● **Stored entries**:
※ ※ ※

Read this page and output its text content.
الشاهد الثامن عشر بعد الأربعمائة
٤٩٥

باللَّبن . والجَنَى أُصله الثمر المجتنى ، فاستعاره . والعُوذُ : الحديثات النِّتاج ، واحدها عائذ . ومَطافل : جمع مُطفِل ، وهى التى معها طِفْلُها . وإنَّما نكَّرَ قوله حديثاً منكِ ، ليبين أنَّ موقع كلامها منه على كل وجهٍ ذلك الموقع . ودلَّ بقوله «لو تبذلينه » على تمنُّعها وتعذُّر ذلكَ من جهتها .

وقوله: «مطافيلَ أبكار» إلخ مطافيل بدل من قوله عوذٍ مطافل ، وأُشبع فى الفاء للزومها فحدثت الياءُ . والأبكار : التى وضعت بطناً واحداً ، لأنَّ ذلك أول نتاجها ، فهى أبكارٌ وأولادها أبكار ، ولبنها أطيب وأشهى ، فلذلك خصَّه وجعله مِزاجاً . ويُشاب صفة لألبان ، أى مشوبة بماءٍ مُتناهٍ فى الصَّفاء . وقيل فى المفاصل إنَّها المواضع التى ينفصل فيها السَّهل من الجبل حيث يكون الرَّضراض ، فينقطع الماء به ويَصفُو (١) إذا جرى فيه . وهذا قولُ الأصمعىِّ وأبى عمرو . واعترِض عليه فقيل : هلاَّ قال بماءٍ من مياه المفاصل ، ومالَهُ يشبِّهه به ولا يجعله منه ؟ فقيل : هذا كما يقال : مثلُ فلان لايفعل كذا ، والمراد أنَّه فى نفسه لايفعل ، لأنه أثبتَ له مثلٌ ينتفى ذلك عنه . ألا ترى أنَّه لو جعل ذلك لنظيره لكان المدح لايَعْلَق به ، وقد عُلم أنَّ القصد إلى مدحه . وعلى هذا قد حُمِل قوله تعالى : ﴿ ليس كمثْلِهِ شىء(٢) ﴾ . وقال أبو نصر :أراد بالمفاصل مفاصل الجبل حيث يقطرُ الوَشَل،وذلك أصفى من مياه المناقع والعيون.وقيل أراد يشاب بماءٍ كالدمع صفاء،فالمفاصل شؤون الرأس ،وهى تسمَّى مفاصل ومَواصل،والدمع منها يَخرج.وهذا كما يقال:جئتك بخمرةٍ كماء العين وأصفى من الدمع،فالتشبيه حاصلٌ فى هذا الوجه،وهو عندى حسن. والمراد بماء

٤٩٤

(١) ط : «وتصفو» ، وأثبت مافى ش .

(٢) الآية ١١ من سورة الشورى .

※ ※ ※

● **The problem**:
Each entry above needs to be retyped exactly.

● **Correct response**:
Read this page and output its text content.
الشاهد الثامن عشر بعد الأربعمائة
٤٩٥

باللَّبن . والجَنَى أُصله الثمر المجتنى ، فاستعاره . والعُوذُ : الحديثات النِّتاج ، واحدها عائذ . ومَطافل : جمع مُطفِل ، وهى التى معها طِفْلُها . وإنَّما نكَّرَ قوله حديثاً منكِ ، ليبين أنَّ موقع كلامها منه على كل وجهٍ ذلك الموقع . ودلَّ بقوله «لو تبذلينه » على تمنُّعها وتعذُّر ذلكَ من جهتها .

وقوله: «مطافيلَ أبكار» إلخ مطافيل بدل من قوله عوذٍ مطافل ، وأُشبع فى الفاء للزومها فحدثت الياءُ . والأبكار : التى وضعت بطناً واحداً ، لأنَّ ذلك أول نتاجها ، فهى أبكارٌ وأولادها أبكار ، ولبنها أطيب وأشهى ، فلذلك خصَّه وجعله مِزاجاً . ويُشاب صفة لألبان ، أى مشوبة بماءٍ مُتناهٍ فى الصَّفاء . وقيل فى المفاصل إنَّها المواضع التى ينفصل فيها السَّهل من الجبل حيث يكون الرَّضراض ، فينقطع الماء به ويَصفُو (١) إذا جرى فيه . وهذا قولُ الأصمعىِّ وأبى عمرو . واعترِض عليه فقيل : هلاَّ قال بماءٍ من مياه المفاصل ، ومالَهُ يشبِّهه به ولا يجعله منه ؟ فقيل : هذا كما يقال : مثلُ فلان لايفعل كذا ، والمراد أنَّه فى نفسه لايفعل ، لأنه أثبتَ له مثلٌ ينتفى ذلك عنه . ألا ترى أنَّه لو جعل ذلك لنظيره لكان المدح لايَعْلَق به ، وقد عُلم أنَّ القصد إلى مدحه . وعلى هذا قد حُمِل قوله تعالى : ﴿ ليس كمثْلِهِ شىء(٢) ﴾ . وقال أبو نصر :أراد بالمفاصل مفاصل الجبل حيث يقطرُ الوَشَل،وذلك أصفى من مياه المناقع والعيون.وقيل أراد يشاب بماءٍ كالدمع صفاء،فالمفاصل شؤون الرأس ،وهى تسمَّى مفاصل ومَواصل،والدمع منها يَخرج.وهذا كما يقال:جئتك بخمرةٍ كماء العين وأصفى من الدمع،فالتشبيه حاصلٌ فى هذا الوجه،وهو عندى حسن. والمراد بماء

٤٩٤

(١) ط : «وتصفو» ، وأثبت مافى ش .

(٢) الآية ١١ من سورة الشورى .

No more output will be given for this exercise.